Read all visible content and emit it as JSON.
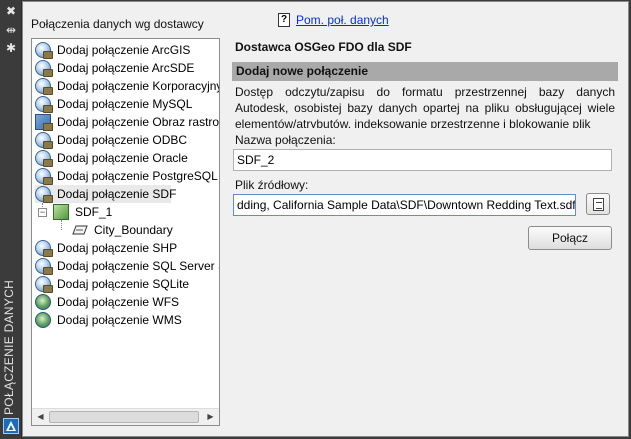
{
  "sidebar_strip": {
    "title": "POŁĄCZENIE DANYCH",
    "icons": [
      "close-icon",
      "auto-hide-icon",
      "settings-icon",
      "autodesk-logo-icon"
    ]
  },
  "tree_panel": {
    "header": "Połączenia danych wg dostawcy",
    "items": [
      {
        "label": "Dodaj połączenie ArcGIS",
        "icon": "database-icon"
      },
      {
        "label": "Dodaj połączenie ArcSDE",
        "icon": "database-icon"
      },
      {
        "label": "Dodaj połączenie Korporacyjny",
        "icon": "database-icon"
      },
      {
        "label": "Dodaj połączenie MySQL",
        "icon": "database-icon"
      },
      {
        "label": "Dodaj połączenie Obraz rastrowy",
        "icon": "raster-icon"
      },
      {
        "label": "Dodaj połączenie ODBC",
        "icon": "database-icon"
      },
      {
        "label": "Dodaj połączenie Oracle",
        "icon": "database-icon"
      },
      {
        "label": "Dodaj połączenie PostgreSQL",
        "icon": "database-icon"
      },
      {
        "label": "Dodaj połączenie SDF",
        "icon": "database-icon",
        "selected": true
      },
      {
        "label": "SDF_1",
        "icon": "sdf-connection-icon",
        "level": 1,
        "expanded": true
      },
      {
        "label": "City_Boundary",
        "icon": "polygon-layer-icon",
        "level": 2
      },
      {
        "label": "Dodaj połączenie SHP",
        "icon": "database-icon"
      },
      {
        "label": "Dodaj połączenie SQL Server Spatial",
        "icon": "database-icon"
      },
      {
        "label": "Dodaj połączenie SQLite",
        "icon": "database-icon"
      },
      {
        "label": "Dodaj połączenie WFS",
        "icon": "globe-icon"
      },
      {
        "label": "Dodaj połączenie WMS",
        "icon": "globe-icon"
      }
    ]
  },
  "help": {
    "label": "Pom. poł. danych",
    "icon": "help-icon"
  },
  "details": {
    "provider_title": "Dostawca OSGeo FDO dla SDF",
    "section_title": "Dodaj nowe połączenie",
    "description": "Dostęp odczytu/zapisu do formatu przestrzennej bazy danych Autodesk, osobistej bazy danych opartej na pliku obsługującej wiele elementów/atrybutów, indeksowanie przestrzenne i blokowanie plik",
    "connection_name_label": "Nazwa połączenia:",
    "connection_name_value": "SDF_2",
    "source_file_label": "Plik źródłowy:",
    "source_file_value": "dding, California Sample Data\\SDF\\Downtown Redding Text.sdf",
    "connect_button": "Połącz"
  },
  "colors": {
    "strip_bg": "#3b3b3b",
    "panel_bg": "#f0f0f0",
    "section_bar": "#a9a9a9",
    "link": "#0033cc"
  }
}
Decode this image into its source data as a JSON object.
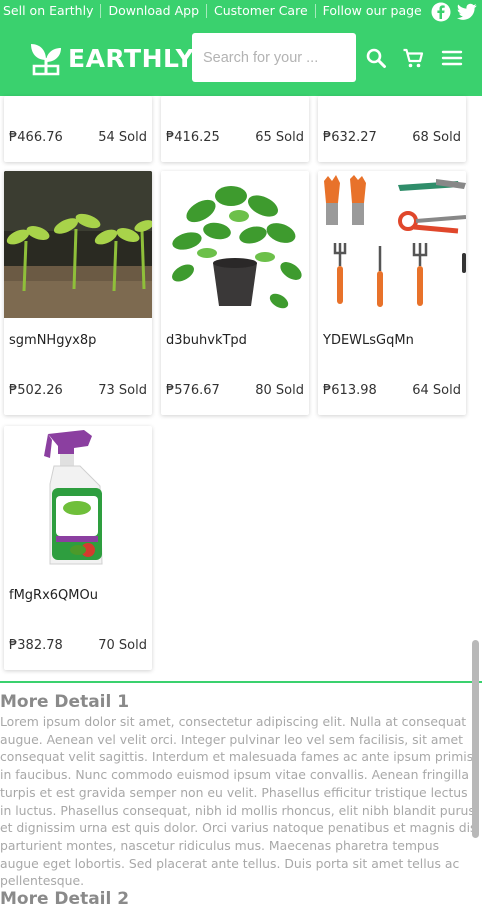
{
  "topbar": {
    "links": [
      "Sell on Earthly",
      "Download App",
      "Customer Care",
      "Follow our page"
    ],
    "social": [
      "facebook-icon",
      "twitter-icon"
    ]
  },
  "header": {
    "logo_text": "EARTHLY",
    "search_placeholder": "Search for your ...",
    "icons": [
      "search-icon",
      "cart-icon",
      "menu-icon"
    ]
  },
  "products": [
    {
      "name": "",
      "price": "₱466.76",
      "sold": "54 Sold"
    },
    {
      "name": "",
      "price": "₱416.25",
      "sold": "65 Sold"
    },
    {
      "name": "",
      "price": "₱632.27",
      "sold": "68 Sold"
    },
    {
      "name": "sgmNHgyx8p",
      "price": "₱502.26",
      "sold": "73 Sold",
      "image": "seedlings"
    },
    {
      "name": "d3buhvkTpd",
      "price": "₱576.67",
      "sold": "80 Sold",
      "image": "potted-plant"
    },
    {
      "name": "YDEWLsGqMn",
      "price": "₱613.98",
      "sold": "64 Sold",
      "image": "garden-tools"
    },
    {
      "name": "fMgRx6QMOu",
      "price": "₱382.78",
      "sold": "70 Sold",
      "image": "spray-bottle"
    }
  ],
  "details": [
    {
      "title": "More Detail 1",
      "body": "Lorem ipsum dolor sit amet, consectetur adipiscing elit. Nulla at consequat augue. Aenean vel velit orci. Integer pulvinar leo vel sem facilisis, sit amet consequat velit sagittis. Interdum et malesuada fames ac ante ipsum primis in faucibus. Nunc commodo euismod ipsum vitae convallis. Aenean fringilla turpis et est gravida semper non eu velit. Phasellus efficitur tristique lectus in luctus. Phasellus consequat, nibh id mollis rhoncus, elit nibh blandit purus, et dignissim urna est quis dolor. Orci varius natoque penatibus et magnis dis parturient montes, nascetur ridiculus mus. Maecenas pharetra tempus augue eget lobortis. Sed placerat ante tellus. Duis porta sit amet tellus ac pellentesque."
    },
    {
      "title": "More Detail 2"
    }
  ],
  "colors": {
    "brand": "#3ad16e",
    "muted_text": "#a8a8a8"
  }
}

Stated problem >>
Each entry should be repeated exactly as it appears; the pictures stay out.

Exercise answer >>
Read all visible content and emit it as JSON.
{
  "sidebar_strip": {
    "title": "POŁĄCZENIE DANYCH",
    "icons": [
      "close-icon",
      "auto-hide-icon",
      "settings-icon",
      "autodesk-logo-icon"
    ]
  },
  "tree_panel": {
    "header": "Połączenia danych wg dostawcy",
    "items": [
      {
        "label": "Dodaj połączenie ArcGIS",
        "icon": "database-icon"
      },
      {
        "label": "Dodaj połączenie ArcSDE",
        "icon": "database-icon"
      },
      {
        "label": "Dodaj połączenie Korporacyjny",
        "icon": "database-icon"
      },
      {
        "label": "Dodaj połączenie MySQL",
        "icon": "database-icon"
      },
      {
        "label": "Dodaj połączenie Obraz rastrowy",
        "icon": "raster-icon"
      },
      {
        "label": "Dodaj połączenie ODBC",
        "icon": "database-icon"
      },
      {
        "label": "Dodaj połączenie Oracle",
        "icon": "database-icon"
      },
      {
        "label": "Dodaj połączenie PostgreSQL",
        "icon": "database-icon"
      },
      {
        "label": "Dodaj połączenie SDF",
        "icon": "database-icon",
        "selected": true
      },
      {
        "label": "SDF_1",
        "icon": "sdf-connection-icon",
        "level": 1,
        "expanded": true
      },
      {
        "label": "City_Boundary",
        "icon": "polygon-layer-icon",
        "level": 2
      },
      {
        "label": "Dodaj połączenie SHP",
        "icon": "database-icon"
      },
      {
        "label": "Dodaj połączenie SQL Server Spatial",
        "icon": "database-icon"
      },
      {
        "label": "Dodaj połączenie SQLite",
        "icon": "database-icon"
      },
      {
        "label": "Dodaj połączenie WFS",
        "icon": "globe-icon"
      },
      {
        "label": "Dodaj połączenie WMS",
        "icon": "globe-icon"
      }
    ]
  },
  "help": {
    "label": "Pom. poł. danych",
    "icon": "help-icon"
  },
  "details": {
    "provider_title": "Dostawca OSGeo FDO dla SDF",
    "section_title": "Dodaj nowe połączenie",
    "description": "Dostęp odczytu/zapisu do formatu przestrzennej bazy danych Autodesk, osobistej bazy danych opartej na pliku obsługującej wiele elementów/atrybutów, indeksowanie przestrzenne i blokowanie plik",
    "connection_name_label": "Nazwa połączenia:",
    "connection_name_value": "SDF_2",
    "source_file_label": "Plik źródłowy:",
    "source_file_value": "dding, California Sample Data\\SDF\\Downtown Redding Text.sdf",
    "connect_button": "Połącz"
  },
  "colors": {
    "strip_bg": "#3b3b3b",
    "panel_bg": "#f0f0f0",
    "section_bar": "#a9a9a9",
    "link": "#0033cc"
  }
}
Decode this image into its source data as a JSON object.
{
  "topbar": {
    "links": [
      "Sell on Earthly",
      "Download App",
      "Customer Care",
      "Follow our page"
    ],
    "social": [
      "facebook-icon",
      "twitter-icon"
    ]
  },
  "header": {
    "logo_text": "EARTHLY",
    "search_placeholder": "Search for your ...",
    "icons": [
      "search-icon",
      "cart-icon",
      "menu-icon"
    ]
  },
  "products": [
    {
      "name": "",
      "price": "₱466.76",
      "sold": "54 Sold"
    },
    {
      "name": "",
      "price": "₱416.25",
      "sold": "65 Sold"
    },
    {
      "name": "",
      "price": "₱632.27",
      "sold": "68 Sold"
    },
    {
      "name": "sgmNHgyx8p",
      "price": "₱502.26",
      "sold": "73 Sold",
      "image": "seedlings"
    },
    {
      "name": "d3buhvkTpd",
      "price": "₱576.67",
      "sold": "80 Sold",
      "image": "potted-plant"
    },
    {
      "name": "YDEWLsGqMn",
      "price": "₱613.98",
      "sold": "64 Sold",
      "image": "garden-tools"
    },
    {
      "name": "fMgRx6QMOu",
      "price": "₱382.78",
      "sold": "70 Sold",
      "image": "spray-bottle"
    }
  ],
  "details": [
    {
      "title": "More Detail 1",
      "body": "Lorem ipsum dolor sit amet, consectetur adipiscing elit. Nulla at consequat augue. Aenean vel velit orci. Integer pulvinar leo vel sem facilisis, sit amet consequat velit sagittis. Interdum et malesuada fames ac ante ipsum primis in faucibus. Nunc commodo euismod ipsum vitae convallis. Aenean fringilla turpis et est gravida semper non eu velit. Phasellus efficitur tristique lectus in luctus. Phasellus consequat, nibh id mollis rhoncus, elit nibh blandit purus, et dignissim urna est quis dolor. Orci varius natoque penatibus et magnis dis parturient montes, nascetur ridiculus mus. Maecenas pharetra tempus augue eget lobortis. Sed placerat ante tellus. Duis porta sit amet tellus ac pellentesque."
    },
    {
      "title": "More Detail 2"
    }
  ],
  "colors": {
    "brand": "#3ad16e",
    "muted_text": "#a8a8a8"
  }
}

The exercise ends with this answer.